▶ **Task instructions**
Transcribe the records that follow exactly. Skip the pictures.

▶ **Material**
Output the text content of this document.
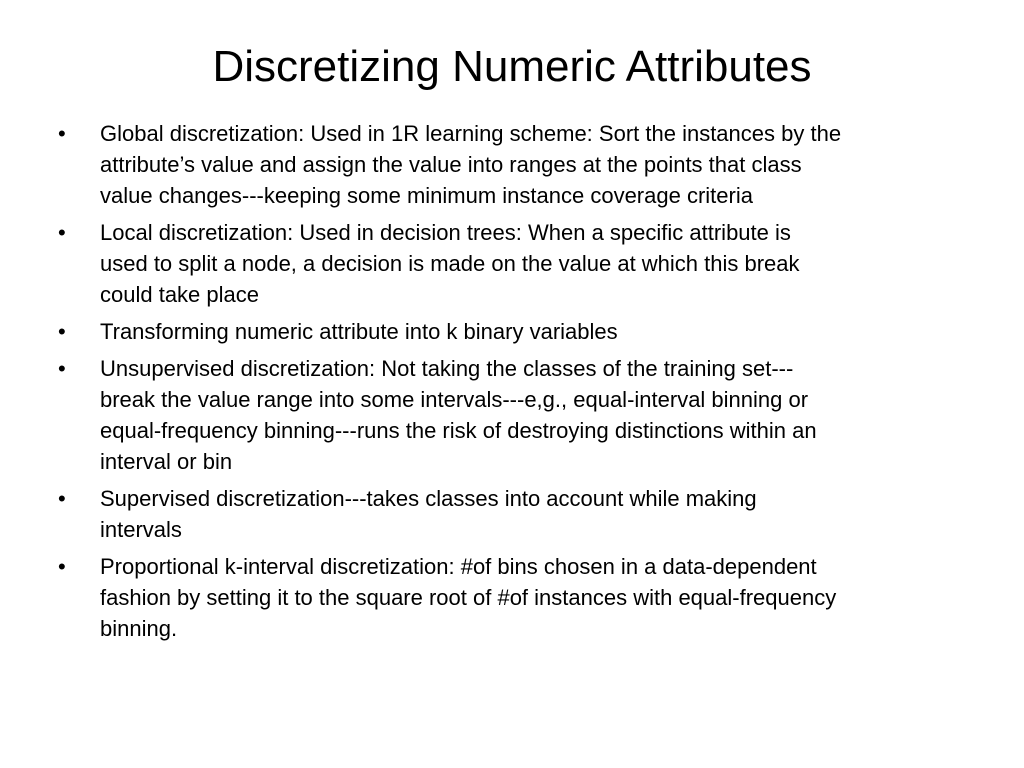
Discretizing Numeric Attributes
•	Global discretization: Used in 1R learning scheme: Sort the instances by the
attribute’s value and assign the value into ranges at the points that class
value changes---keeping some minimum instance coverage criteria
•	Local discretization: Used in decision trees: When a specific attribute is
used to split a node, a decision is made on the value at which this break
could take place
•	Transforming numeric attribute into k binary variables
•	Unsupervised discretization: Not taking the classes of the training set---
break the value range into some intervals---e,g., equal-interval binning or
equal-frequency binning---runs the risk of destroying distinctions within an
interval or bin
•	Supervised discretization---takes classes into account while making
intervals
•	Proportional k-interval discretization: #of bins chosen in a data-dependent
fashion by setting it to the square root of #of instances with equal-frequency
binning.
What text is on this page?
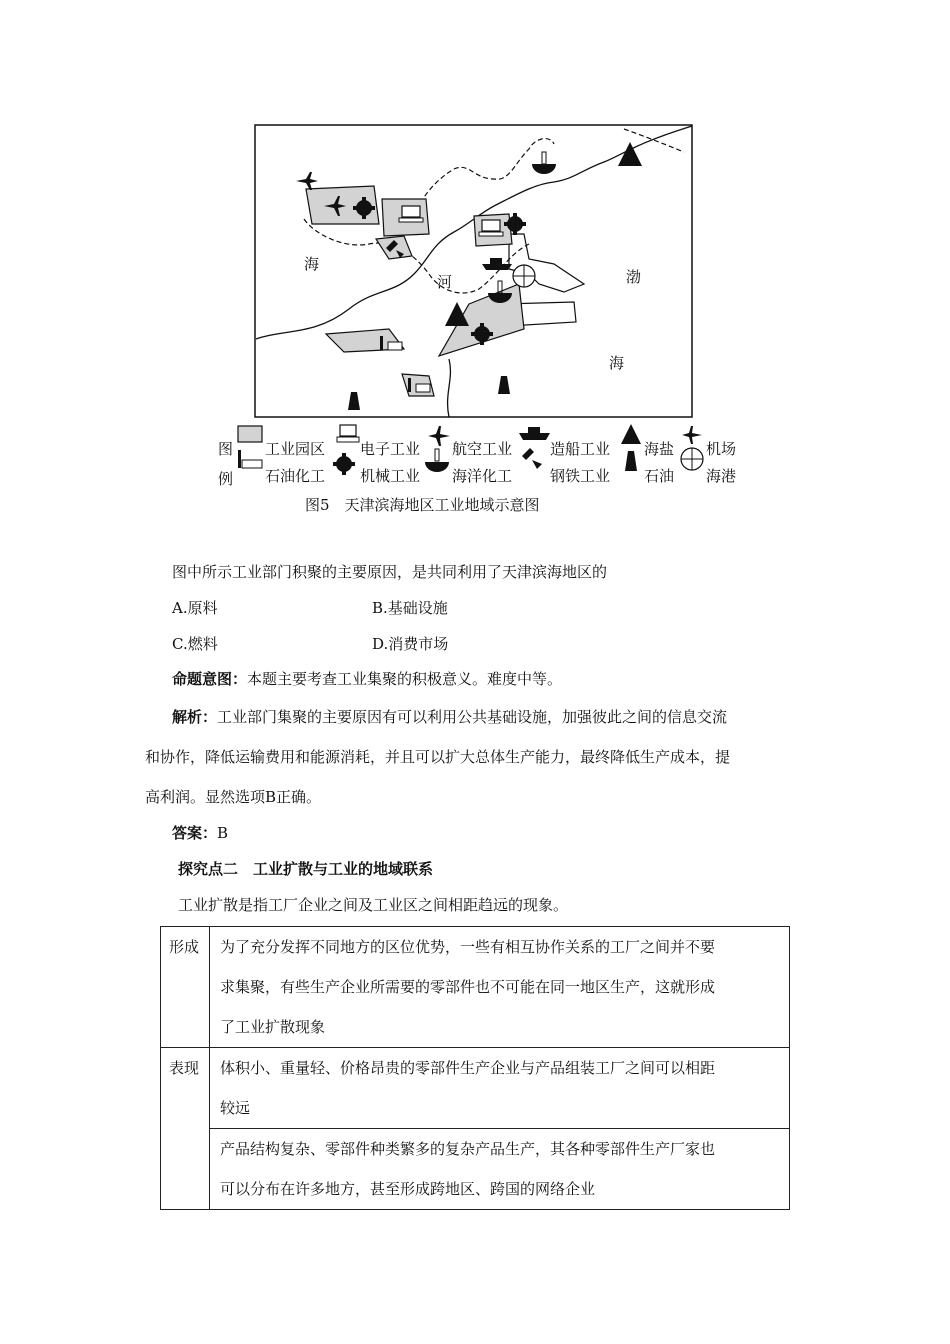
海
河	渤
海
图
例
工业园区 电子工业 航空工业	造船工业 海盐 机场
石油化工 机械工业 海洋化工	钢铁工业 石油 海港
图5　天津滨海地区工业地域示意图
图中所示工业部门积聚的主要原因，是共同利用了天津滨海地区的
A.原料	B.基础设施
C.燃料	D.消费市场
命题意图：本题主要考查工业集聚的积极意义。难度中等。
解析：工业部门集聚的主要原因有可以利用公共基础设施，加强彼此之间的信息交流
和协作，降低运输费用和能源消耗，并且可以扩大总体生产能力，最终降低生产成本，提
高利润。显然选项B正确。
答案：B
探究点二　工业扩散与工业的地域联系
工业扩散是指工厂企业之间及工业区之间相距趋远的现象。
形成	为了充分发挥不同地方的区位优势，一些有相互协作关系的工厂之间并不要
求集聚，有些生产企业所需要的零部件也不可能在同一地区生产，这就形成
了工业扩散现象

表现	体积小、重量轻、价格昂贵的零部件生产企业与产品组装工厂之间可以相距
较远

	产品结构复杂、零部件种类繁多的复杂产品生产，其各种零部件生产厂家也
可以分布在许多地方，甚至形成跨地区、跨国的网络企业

▶ **Answer below**
Output the text content of this document.
Discretizing Numeric Attributes
•	Global discretization: Used in 1R learning scheme: Sort the instances by the
attribute’s value and assign the value into ranges at the points that class
value changes---keeping some minimum instance coverage criteria
•	Local discretization: Used in decision trees: When a specific attribute is
used to split a node, a decision is made on the value at which this break
could take place
•	Transforming numeric attribute into k binary variables
•	Unsupervised discretization: Not taking the classes of the training set---
break the value range into some intervals---e,g., equal-interval binning or
equal-frequency binning---runs the risk of destroying distinctions within an
interval or bin
•	Supervised discretization---takes classes into account while making
intervals
•	Proportional k-interval discretization: #of bins chosen in a data-dependent
fashion by setting it to the square root of #of instances with equal-frequency
binning.
What text is on this page?
海
河	渤
海
图
例
工业园区 电子工业 航空工业	造船工业 海盐 机场
石油化工 机械工业 海洋化工	钢铁工业 石油 海港
图5　天津滨海地区工业地域示意图
图中所示工业部门积聚的主要原因，是共同利用了天津滨海地区的
A.原料	B.基础设施
C.燃料	D.消费市场
命题意图：本题主要考查工业集聚的积极意义。难度中等。
解析：工业部门集聚的主要原因有可以利用公共基础设施，加强彼此之间的信息交流
和协作，降低运输费用和能源消耗，并且可以扩大总体生产能力，最终降低生产成本，提
高利润。显然选项B正确。
答案：B
探究点二　工业扩散与工业的地域联系
工业扩散是指工厂企业之间及工业区之间相距趋远的现象。
形成	为了充分发挥不同地方的区位优势，一些有相互协作关系的工厂之间并不要
求集聚，有些生产企业所需要的零部件也不可能在同一地区生产，这就形成
了工业扩散现象

表现	体积小、重量轻、价格昂贵的零部件生产企业与产品组装工厂之间可以相距
较远

	产品结构复杂、零部件种类繁多的复杂产品生产，其各种零部件生产厂家也
可以分布在许多地方，甚至形成跨地区、跨国的网络企业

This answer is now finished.